WORK ORDER A: Condense the paragraph of the FastOMOP overview beginning "FastOMOP addresses the risks of autonomous AI" into a short bulleted list that retains its main facts.
WORK ORDER B: Transcribe the FastOMOP overview from "Pluggable Agent Teams" to "single agent failure.".
WORK ORDER C: According to the FastOMOP overview, why can an agent that hallucinates or is compromised still not execute unsafe or unauthorized database queries? Answer in one to three sentences.

[READING PASSAGE — start]

FastOMOP: A Foundational Architecture for Reliable Agentic Real-World Evidence Generation on OMOP CDM data
Generating real-world evidence (RWE) from massive electronic health record databases is currently a slow, manual process that requires deep clinical and technical expertise. While AI and large language models (LLMs) offer a way to automate these tasks, they are often unreliable, prone to errors, and difficult to govern. This paper introduces FastOMOP, an open-source, multi-agent architecture designed to make RWE generation safer, more transparent, and more reliable by embedding governance directly into the system's infrastructure rather than relying on the AI model alone.
A Layered Approach to Safety
FastOMOP addresses the risks of autonomous AI by separating the system into three independent layers: orchestration, governance, and observability. The orchestration layer manages how agents work together to complete complex tasks, while the observability layer creates a permanent, detailed record of every step taken during the process. The most critical component is the governance layer, which acts as a "safety gate" at the boundary of the system. Because this layer uses deterministic, rule-based validation that operates independently of the AI’s reasoning, it ensures that even if an agent hallucinates or is compromised, it cannot execute unsafe or unauthorized database queries.
Pluggable Agent Teams
The architecture is designed to be flexible, allowing specialized "agent teams" to be plugged into the system to handle specific parts of the RWE lifecycle, such as defining patient groups (phenotyping), designing studies, or performing statistical analysis. These agents inherit the system’s safety and auditability features automatically. By using the Model Context Protocol, the system ensures that agents only have access to the specific tools and data they need to perform their assigned tasks, following the principle of least privilege to minimize potential damage from any single agent failure.
Proven Reliability in Clinical Settings
To test the architecture, the researchers built a proof-of-concept system capable of converting natural language requests into SQL queries for OMOP-standardized databases. They validated this system across three different datasets, including synthetic data, the MIMIC-IV database, and a real-world dataset from the Lancashire Teaching Hospitals NHS Foundation Trust. The results showed high reliability scores (ranging from 0.84 to 0.94). Most importantly, the system achieved perfect scores in blocking both adversarial attacks and out-of-scope queries, proving that the architectural governance successfully prevents the system from performing unauthorized or irrelevant actions.
Shifting the Focus to Architecture
The findings suggest that the current "reliability gap" in clinical AI is not necessarily a failure of the AI models themselves, but rather a lack of proper architectural infrastructure. By moving safety controls out of the agent’s internal logic and into the process boundary, FastOMOP provides a way to deploy AI in high-stakes clinical environments where transparency and regulatory compliance are essential. This approach allows for the progressive automation of the RWE lifecycle while maintaining strict control over how data is accessed and analyzed.

[READING PASSAGE — finish]
[RAW DATA — start]

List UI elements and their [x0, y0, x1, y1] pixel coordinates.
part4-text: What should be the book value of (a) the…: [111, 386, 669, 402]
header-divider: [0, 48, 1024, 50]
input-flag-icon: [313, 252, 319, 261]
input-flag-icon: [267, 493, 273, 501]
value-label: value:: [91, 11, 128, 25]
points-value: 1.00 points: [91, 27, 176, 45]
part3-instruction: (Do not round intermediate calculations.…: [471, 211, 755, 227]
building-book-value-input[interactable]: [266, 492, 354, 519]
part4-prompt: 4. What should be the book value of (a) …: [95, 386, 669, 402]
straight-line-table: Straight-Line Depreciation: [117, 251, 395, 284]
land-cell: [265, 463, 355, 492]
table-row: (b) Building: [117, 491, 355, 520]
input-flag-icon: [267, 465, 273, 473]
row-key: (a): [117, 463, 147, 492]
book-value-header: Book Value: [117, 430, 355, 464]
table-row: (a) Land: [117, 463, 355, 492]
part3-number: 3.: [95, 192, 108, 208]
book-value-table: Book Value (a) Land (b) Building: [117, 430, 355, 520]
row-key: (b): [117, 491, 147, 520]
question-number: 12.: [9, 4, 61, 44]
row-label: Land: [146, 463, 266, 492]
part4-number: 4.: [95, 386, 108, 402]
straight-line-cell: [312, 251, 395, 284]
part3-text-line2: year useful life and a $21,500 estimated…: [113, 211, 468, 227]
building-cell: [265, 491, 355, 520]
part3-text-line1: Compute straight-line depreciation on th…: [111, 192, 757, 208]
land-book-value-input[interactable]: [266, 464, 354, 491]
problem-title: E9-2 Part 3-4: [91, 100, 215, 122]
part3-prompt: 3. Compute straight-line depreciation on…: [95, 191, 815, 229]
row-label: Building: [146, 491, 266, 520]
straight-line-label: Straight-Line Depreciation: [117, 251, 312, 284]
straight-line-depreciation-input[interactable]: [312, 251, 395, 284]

[RAW DATA — finish]

ANSWER A:
- FastOMOP divides the system into three independent layers: orchestration, governance, and observability.
- Orchestration manages how agents cooperate on complex tasks.
- Observability keeps a permanent, detailed record of every step.
- Governance, the most critical layer, serves as a "safety gate" at the system boundary.
- Its deterministic, rule-based validation works independently of the AI's reasoning, so even a hallucinating or compromised agent cannot run unsafe or unauthorized database queries.

ANSWER B:
Pluggable Agent Teams
The architecture is designed to be flexible, allowing specialized "agent teams" to be plugged into the system to handle specific parts of the RWE lifecycle, such as defining patient groups (phenotyping), designing studies, or performing statistical analysis. These agents inherit the system’s safety and auditability features automatically. By using the Model Context Protocol, the system ensures that agents only have access to the specific tools and data they need to perform their assigned tasks, following the principle of least privilege to minimize potential damage from any single agent failure.

ANSWER C: The governance layer acts as a safety gate at the system boundary. It uses deterministic, rule-based validation that operates independently of the AI's reasoning. Its checks therefore hold regardless of what the agent itself does.